§ **Instructions to follow**: Give the number of lines in the data that hold the string "System". Nothing else is needed.

§ **Information shown**:
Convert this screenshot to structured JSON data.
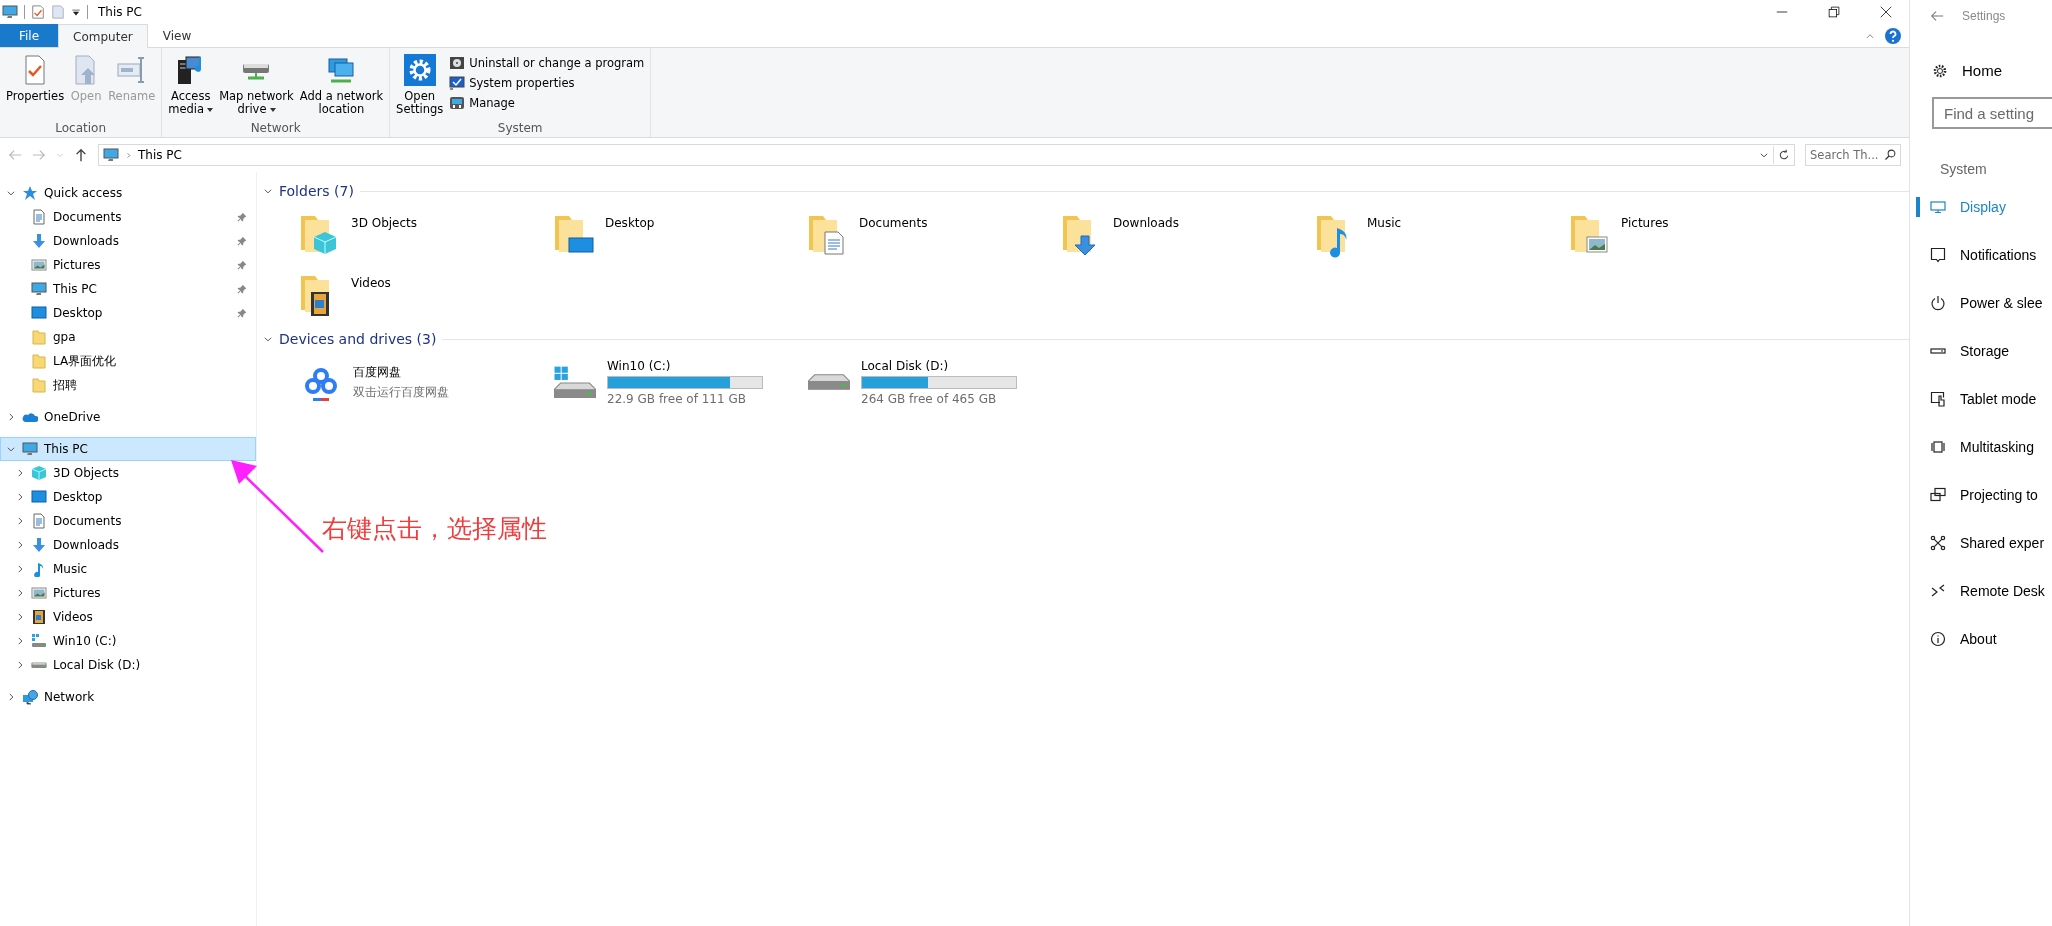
{
  "explorer": {
    "window": {
      "title": "This PC"
    },
    "ribbon_tabs": [
      {
        "label": "File",
        "kind": "file",
        "selected": false
      },
      {
        "label": "Computer",
        "kind": "tab",
        "selected": true
      },
      {
        "label": "View",
        "kind": "tab",
        "selected": false
      }
    ],
    "ribbon_groups": [
      {
        "label": "Location",
        "commands": [
          {
            "lines": [
              "Properties"
            ],
            "kind": "properties",
            "disabled": false
          },
          {
            "lines": [
              "Open"
            ],
            "kind": "open",
            "disabled": true
          },
          {
            "lines": [
              "Rename"
            ],
            "kind": "rename",
            "disabled": true
          }
        ]
      },
      {
        "label": "Network",
        "commands": [
          {
            "lines": [
              "Access",
              "media"
            ],
            "kind": "media",
            "disabled": false,
            "dropdown": true
          },
          {
            "lines": [
              "Map network",
              "drive"
            ],
            "kind": "mapdrive",
            "disabled": false,
            "dropdown": true
          },
          {
            "lines": [
              "Add a network",
              "location"
            ],
            "kind": "netloc",
            "disabled": false
          }
        ]
      },
      {
        "label": "System",
        "commands": [
          {
            "lines": [
              "Open",
              "Settings"
            ],
            "kind": "settings",
            "disabled": false
          }
        ],
        "small_commands": [
          {
            "label": "Uninstall or change a program",
            "kind": "uninstall",
            "disabled": false
          },
          {
            "label": "System properties",
            "kind": "sysprops",
            "disabled": false
          },
          {
            "label": "Manage",
            "kind": "manage",
            "disabled": false
          }
        ]
      }
    ],
    "address": {
      "path": "This PC",
      "search_placeholder": "Search Th..."
    },
    "nav": [
      {
        "label": "Quick access",
        "kind": "star",
        "expanded": true,
        "selected": false,
        "children": [
          {
            "label": "Documents",
            "kind": "documents",
            "pinned": true,
            "selected": false
          },
          {
            "label": "Downloads",
            "kind": "downloads",
            "pinned": true,
            "selected": false
          },
          {
            "label": "Pictures",
            "kind": "pictures",
            "pinned": true,
            "selected": false
          },
          {
            "label": "This PC",
            "kind": "computer",
            "pinned": true,
            "selected": false
          },
          {
            "label": "Desktop",
            "kind": "desktop",
            "pinned": true,
            "selected": false
          },
          {
            "label": "gpa",
            "kind": "folder",
            "pinned": false,
            "selected": false
          },
          {
            "label": "LA界面优化",
            "kind": "folder",
            "pinned": false,
            "selected": false
          },
          {
            "label": "招聘",
            "kind": "folder",
            "pinned": false,
            "selected": false
          }
        ]
      },
      {
        "label": "OneDrive",
        "kind": "onedrive",
        "expanded": false,
        "selected": false
      },
      {
        "label": "This PC",
        "kind": "computer",
        "expanded": true,
        "selected": true,
        "children": [
          {
            "label": "3D Objects",
            "kind": "cube",
            "expanded": false,
            "selected": false
          },
          {
            "label": "Desktop",
            "kind": "desktop",
            "expanded": false,
            "selected": false
          },
          {
            "label": "Documents",
            "kind": "documents",
            "expanded": false,
            "selected": false
          },
          {
            "label": "Downloads",
            "kind": "downloads",
            "expanded": false,
            "selected": false
          },
          {
            "label": "Music",
            "kind": "music",
            "expanded": false,
            "selected": false
          },
          {
            "label": "Pictures",
            "kind": "pictures",
            "expanded": false,
            "selected": false
          },
          {
            "label": "Videos",
            "kind": "videos",
            "expanded": false,
            "selected": false
          },
          {
            "label": "Win10 (C:)",
            "kind": "windrive",
            "expanded": false,
            "selected": false
          },
          {
            "label": "Local Disk (D:)",
            "kind": "drive",
            "expanded": false,
            "selected": false
          }
        ]
      },
      {
        "label": "Network",
        "kind": "network",
        "expanded": false,
        "selected": false
      }
    ],
    "sections": [
      {
        "heading": "Folders (7)",
        "expanded": true,
        "items": [
          {
            "name": "3D Objects",
            "kind": "cube"
          },
          {
            "name": "Desktop",
            "kind": "desktop"
          },
          {
            "name": "Documents",
            "kind": "documents"
          },
          {
            "name": "Downloads",
            "kind": "downloads"
          },
          {
            "name": "Music",
            "kind": "music"
          },
          {
            "name": "Pictures",
            "kind": "pictures"
          },
          {
            "name": "Videos",
            "kind": "videos"
          }
        ]
      },
      {
        "heading": "Devices and drives (3)",
        "expanded": true,
        "items": [
          {
            "name": "百度网盘",
            "kind": "app",
            "subtitle": "双击运行百度网盘"
          },
          {
            "name": "Win10 (C:)",
            "kind": "windrive",
            "level": 0.79,
            "free": "22.9 GB free of 111 GB"
          },
          {
            "name": "Local Disk (D:)",
            "kind": "drive",
            "level": 0.43,
            "free": "264 GB free of 465 GB"
          }
        ]
      }
    ],
    "annotation": {
      "text": "右键点击，选择属性"
    }
  },
  "settings": {
    "title": "Settings",
    "home": "Home",
    "search_placeholder": "Find a setting",
    "section": "System",
    "items": [
      {
        "label": "Display",
        "kind": "display",
        "selected": true
      },
      {
        "label": "Notifications",
        "kind": "notifications",
        "selected": false
      },
      {
        "label": "Power & slee",
        "kind": "power",
        "selected": false
      },
      {
        "label": "Storage",
        "kind": "storage",
        "selected": false
      },
      {
        "label": "Tablet mode",
        "kind": "tablet",
        "selected": false
      },
      {
        "label": "Multitasking",
        "kind": "multitasking",
        "selected": false
      },
      {
        "label": "Projecting to",
        "kind": "projecting",
        "selected": false
      },
      {
        "label": "Shared exper",
        "kind": "shared",
        "selected": false
      },
      {
        "label": "Remote Desk",
        "kind": "remote",
        "selected": false
      },
      {
        "label": "About",
        "kind": "about",
        "selected": false
      }
    ]
  }
}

§ **Task solution**: 3